* [Data listing]
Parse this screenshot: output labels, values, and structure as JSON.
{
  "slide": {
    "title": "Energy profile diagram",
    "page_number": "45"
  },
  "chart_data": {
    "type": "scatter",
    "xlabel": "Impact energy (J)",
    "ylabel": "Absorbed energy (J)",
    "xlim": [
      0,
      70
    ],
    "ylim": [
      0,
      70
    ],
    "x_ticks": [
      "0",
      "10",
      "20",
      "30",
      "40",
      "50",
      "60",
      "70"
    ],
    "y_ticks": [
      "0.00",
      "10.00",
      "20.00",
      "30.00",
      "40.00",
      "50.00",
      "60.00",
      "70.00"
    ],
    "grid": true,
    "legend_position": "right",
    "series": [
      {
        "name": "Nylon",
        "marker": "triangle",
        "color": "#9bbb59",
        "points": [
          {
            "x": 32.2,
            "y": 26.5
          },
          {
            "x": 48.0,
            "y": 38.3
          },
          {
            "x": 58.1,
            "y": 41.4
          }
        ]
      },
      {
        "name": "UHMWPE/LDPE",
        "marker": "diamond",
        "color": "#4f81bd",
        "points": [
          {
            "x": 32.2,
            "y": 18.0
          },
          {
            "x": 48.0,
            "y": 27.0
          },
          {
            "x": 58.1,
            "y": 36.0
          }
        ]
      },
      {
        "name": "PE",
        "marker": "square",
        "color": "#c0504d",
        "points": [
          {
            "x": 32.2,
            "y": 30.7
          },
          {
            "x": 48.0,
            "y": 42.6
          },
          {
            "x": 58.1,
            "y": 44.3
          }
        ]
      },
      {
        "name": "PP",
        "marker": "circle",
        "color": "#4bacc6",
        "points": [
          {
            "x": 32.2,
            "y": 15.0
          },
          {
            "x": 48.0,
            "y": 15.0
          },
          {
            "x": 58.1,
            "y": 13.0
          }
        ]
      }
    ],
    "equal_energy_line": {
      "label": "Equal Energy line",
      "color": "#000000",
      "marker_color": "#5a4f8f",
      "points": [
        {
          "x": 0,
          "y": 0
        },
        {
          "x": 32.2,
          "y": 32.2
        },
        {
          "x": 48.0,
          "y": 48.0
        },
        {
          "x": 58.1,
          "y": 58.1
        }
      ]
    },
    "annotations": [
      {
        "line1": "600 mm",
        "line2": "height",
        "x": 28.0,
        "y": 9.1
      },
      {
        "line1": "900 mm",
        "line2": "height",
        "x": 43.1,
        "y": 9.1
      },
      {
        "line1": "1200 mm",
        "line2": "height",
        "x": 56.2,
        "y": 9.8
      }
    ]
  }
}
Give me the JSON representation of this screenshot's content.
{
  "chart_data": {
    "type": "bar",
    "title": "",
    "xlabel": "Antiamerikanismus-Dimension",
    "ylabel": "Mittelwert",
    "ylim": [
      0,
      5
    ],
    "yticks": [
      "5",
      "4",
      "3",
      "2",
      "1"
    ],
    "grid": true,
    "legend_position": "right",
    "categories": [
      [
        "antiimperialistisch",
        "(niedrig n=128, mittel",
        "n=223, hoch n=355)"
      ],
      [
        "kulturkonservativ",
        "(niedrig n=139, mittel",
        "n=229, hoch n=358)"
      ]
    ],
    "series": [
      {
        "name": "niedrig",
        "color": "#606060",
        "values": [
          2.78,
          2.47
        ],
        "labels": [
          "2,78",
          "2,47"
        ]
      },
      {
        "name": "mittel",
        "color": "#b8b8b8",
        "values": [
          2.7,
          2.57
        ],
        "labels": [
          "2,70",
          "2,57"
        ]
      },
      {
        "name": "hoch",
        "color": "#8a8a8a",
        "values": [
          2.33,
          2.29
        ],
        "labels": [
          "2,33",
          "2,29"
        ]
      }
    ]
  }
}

* [To do] Output each record precisely as given.

* [Answer to the problem]
Parse this screenshot: output labels, values, and structure as JSON.
{
  "slide": {
    "title": "Energy profile diagram",
    "page_number": "45"
  },
  "chart_data": {
    "type": "scatter",
    "xlabel": "Impact energy (J)",
    "ylabel": "Absorbed energy (J)",
    "xlim": [
      0,
      70
    ],
    "ylim": [
      0,
      70
    ],
    "x_ticks": [
      "0",
      "10",
      "20",
      "30",
      "40",
      "50",
      "60",
      "70"
    ],
    "y_ticks": [
      "0.00",
      "10.00",
      "20.00",
      "30.00",
      "40.00",
      "50.00",
      "60.00",
      "70.00"
    ],
    "grid": true,
    "legend_position": "right",
    "series": [
      {
        "name": "Nylon",
        "marker": "triangle",
        "color": "#9bbb59",
        "points": [
          {
            "x": 32.2,
            "y": 26.5
          },
          {
            "x": 48.0,
            "y": 38.3
          },
          {
            "x": 58.1,
            "y": 41.4
          }
        ]
      },
      {
        "name": "UHMWPE/LDPE",
        "marker": "diamond",
        "color": "#4f81bd",
        "points": [
          {
            "x": 32.2,
            "y": 18.0
          },
          {
            "x": 48.0,
            "y": 27.0
          },
          {
            "x": 58.1,
            "y": 36.0
          }
        ]
      },
      {
        "name": "PE",
        "marker": "square",
        "color": "#c0504d",
        "points": [
          {
            "x": 32.2,
            "y": 30.7
          },
          {
            "x": 48.0,
            "y": 42.6
          },
          {
            "x": 58.1,
            "y": 44.3
          }
        ]
      },
      {
        "name": "PP",
        "marker": "circle",
        "color": "#4bacc6",
        "points": [
          {
            "x": 32.2,
            "y": 15.0
          },
          {
            "x": 48.0,
            "y": 15.0
          },
          {
            "x": 58.1,
            "y": 13.0
          }
        ]
      }
    ],
    "equal_energy_line": {
      "label": "Equal Energy line",
      "color": "#000000",
      "marker_color": "#5a4f8f",
      "points": [
        {
          "x": 0,
          "y": 0
        },
        {
          "x": 32.2,
          "y": 32.2
        },
        {
          "x": 48.0,
          "y": 48.0
        },
        {
          "x": 58.1,
          "y": 58.1
        }
      ]
    },
    "annotations": [
      {
        "line1": "600 mm",
        "line2": "height",
        "x": 28.0,
        "y": 9.1
      },
      {
        "line1": "900 mm",
        "line2": "height",
        "x": 43.1,
        "y": 9.1
      },
      {
        "line1": "1200 mm",
        "line2": "height",
        "x": 56.2,
        "y": 9.8
      }
    ]
  }
}
Give me the JSON representation of this screenshot's content.
{
  "chart_data": {
    "type": "bar",
    "title": "",
    "xlabel": "Antiamerikanismus-Dimension",
    "ylabel": "Mittelwert",
    "ylim": [
      0,
      5
    ],
    "yticks": [
      "5",
      "4",
      "3",
      "2",
      "1"
    ],
    "grid": true,
    "legend_position": "right",
    "categories": [
      [
        "antiimperialistisch",
        "(niedrig n=128, mittel",
        "n=223, hoch n=355)"
      ],
      [
        "kulturkonservativ",
        "(niedrig n=139, mittel",
        "n=229, hoch n=358)"
      ]
    ],
    "series": [
      {
        "name": "niedrig",
        "color": "#606060",
        "values": [
          2.78,
          2.47
        ],
        "labels": [
          "2,78",
          "2,47"
        ]
      },
      {
        "name": "mittel",
        "color": "#b8b8b8",
        "values": [
          2.7,
          2.57
        ],
        "labels": [
          "2,70",
          "2,57"
        ]
      },
      {
        "name": "hoch",
        "color": "#8a8a8a",
        "values": [
          2.33,
          2.29
        ],
        "labels": [
          "2,33",
          "2,29"
        ]
      }
    ]
  }
}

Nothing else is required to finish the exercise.